↓↓↓
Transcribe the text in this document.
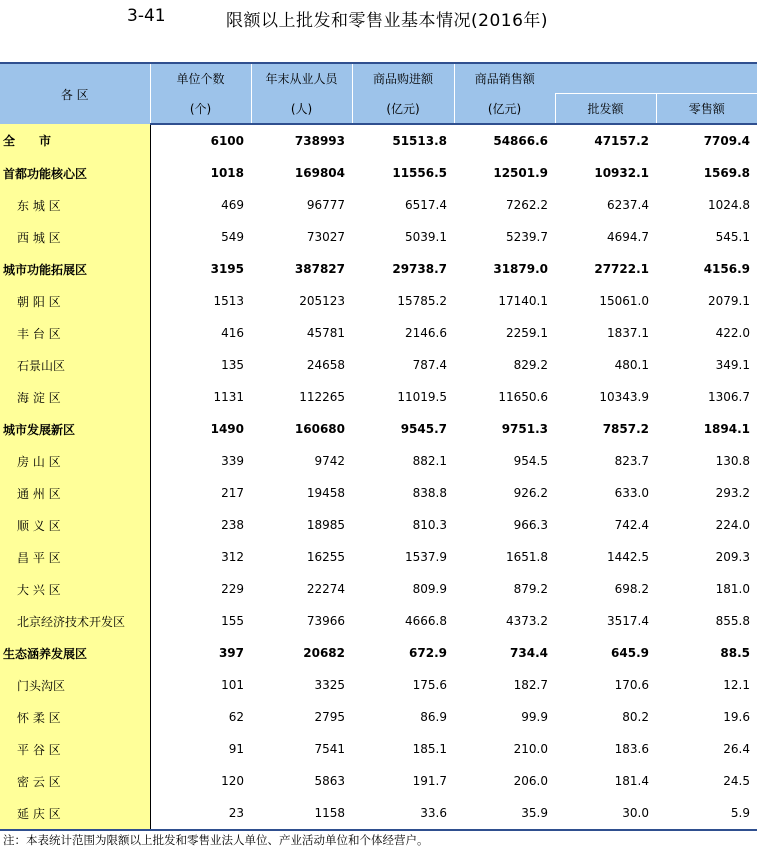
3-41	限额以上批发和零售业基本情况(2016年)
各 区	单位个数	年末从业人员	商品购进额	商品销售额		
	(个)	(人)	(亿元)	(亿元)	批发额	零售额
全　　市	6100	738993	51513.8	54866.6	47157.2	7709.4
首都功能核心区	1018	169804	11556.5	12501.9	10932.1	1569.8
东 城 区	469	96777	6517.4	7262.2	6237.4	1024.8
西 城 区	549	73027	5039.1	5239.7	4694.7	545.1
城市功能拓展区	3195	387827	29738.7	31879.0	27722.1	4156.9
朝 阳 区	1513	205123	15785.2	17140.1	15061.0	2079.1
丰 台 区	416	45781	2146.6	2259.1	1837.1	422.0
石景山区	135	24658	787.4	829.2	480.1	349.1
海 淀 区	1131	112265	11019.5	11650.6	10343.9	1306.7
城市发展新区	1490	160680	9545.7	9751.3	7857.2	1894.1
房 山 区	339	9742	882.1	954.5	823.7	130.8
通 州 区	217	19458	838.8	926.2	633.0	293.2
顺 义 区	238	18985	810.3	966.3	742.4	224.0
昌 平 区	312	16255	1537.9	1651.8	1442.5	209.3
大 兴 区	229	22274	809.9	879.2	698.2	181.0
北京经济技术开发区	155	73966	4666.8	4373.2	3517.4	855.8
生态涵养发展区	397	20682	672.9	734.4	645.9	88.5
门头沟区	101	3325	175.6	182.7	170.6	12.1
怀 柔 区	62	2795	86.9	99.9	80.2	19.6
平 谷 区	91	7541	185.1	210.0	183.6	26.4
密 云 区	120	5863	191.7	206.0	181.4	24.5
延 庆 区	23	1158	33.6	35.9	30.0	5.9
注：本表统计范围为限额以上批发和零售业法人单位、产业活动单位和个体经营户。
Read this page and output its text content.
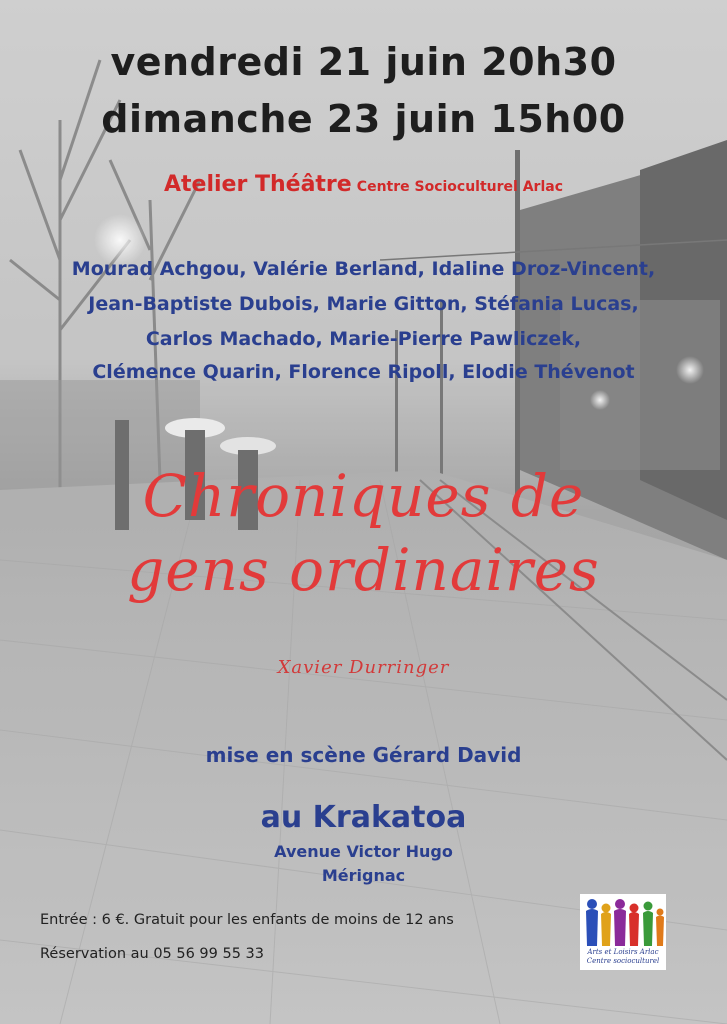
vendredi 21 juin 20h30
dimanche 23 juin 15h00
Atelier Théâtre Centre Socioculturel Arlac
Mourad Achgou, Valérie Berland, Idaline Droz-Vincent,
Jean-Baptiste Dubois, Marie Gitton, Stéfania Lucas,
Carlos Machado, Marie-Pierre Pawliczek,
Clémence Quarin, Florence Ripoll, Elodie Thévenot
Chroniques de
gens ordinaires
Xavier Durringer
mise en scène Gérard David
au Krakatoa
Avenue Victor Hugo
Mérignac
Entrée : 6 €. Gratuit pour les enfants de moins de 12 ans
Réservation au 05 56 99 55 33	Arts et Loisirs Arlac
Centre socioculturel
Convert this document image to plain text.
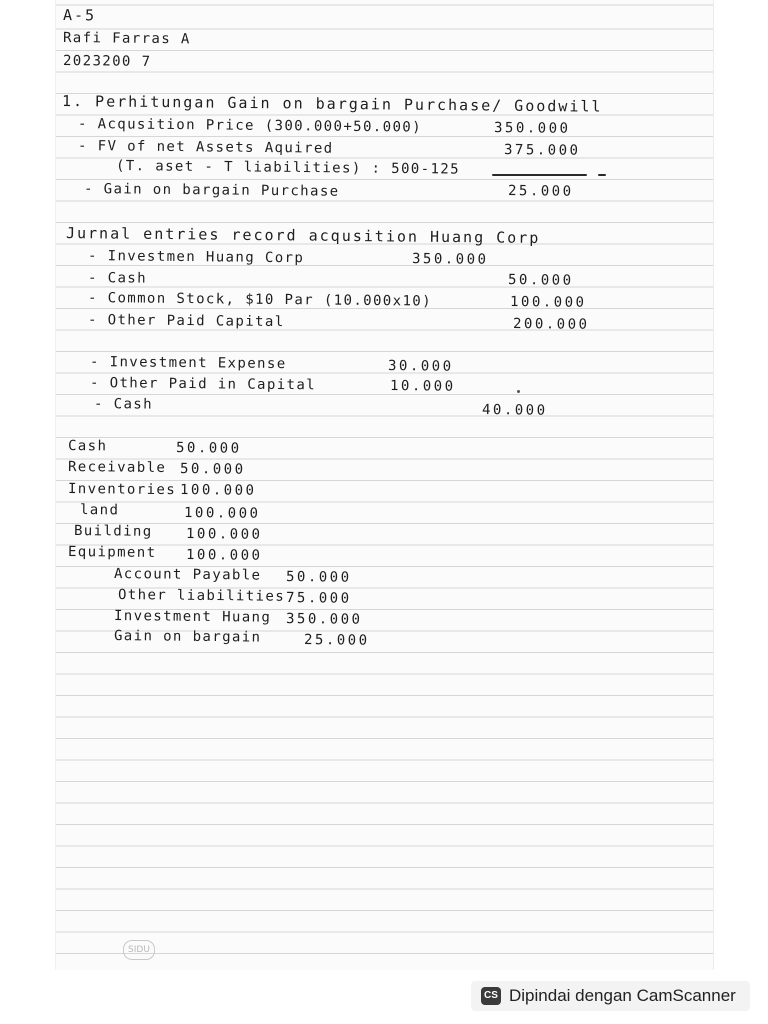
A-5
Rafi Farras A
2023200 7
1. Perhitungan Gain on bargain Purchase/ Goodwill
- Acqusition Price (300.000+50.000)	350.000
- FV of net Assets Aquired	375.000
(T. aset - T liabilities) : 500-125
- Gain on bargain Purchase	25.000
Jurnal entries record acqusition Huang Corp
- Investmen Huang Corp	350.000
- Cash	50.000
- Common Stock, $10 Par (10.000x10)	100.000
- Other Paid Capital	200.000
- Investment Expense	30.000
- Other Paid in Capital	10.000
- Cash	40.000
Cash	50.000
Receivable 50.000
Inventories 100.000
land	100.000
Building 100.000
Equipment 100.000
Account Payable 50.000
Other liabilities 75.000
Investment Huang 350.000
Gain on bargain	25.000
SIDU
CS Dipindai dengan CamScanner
↑↑↑
**What is needed:**
Starting at the line with "Convert this document image to plain text.", output each line through the final one of the listing above, and nothing else. Pictures are to be left out.

**Written reply:**
Convert this document image to plain text.
A-5
Rafi Farras A
2023200 7
1. Perhitungan Gain on bargain Purchase/ Goodwill
- Acqusition Price (300.000+50.000)	350.000
- FV of net Assets Aquired	375.000
(T. aset - T liabilities) : 500-125
- Gain on bargain Purchase	25.000
Jurnal entries record acqusition Huang Corp
- Investmen Huang Corp	350.000
- Cash	50.000
- Common Stock, $10 Par (10.000x10)	100.000
- Other Paid Capital	200.000
- Investment Expense	30.000
- Other Paid in Capital	10.000
- Cash	40.000
Cash	50.000
Receivable 50.000
Inventories 100.000
land	100.000
Building 100.000
Equipment 100.000
Account Payable 50.000
Other liabilities 75.000
Investment Huang 350.000
Gain on bargain	25.000
SIDU
CS Dipindai dengan CamScanner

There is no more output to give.